Stored items
--- Begin ---

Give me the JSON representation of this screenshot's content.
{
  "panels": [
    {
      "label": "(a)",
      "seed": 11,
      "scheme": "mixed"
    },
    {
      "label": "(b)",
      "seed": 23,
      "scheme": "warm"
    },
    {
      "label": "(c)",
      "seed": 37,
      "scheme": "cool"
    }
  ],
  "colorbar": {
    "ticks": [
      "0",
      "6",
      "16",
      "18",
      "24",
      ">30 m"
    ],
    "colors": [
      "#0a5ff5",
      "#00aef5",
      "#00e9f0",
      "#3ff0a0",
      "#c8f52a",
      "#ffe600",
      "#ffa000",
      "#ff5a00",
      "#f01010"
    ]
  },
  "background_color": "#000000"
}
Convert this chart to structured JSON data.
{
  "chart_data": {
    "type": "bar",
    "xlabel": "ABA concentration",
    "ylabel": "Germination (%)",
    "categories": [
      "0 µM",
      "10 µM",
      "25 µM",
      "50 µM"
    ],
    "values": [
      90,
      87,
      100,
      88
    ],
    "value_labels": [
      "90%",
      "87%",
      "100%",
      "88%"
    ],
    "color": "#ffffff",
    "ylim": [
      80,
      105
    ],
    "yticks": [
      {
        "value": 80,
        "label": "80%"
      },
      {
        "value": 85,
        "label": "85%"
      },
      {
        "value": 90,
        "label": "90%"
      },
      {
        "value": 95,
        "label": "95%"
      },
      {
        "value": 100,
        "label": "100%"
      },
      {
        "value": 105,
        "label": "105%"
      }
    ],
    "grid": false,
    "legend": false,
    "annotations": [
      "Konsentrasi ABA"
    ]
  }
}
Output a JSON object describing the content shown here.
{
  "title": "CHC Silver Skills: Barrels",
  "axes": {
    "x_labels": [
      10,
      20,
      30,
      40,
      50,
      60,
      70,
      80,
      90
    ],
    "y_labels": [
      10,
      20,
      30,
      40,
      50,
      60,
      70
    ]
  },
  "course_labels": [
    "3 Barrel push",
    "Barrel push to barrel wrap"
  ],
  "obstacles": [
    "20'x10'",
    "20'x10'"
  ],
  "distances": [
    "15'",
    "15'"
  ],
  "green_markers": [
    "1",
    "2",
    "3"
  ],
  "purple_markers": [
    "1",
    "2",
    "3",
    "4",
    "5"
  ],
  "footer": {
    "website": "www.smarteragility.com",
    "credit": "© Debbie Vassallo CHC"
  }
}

--- End ---

### PROMPT
Say how many lines have the string "push" in them, offering no words beyond the number.

### EXPECTED OUTPUT
2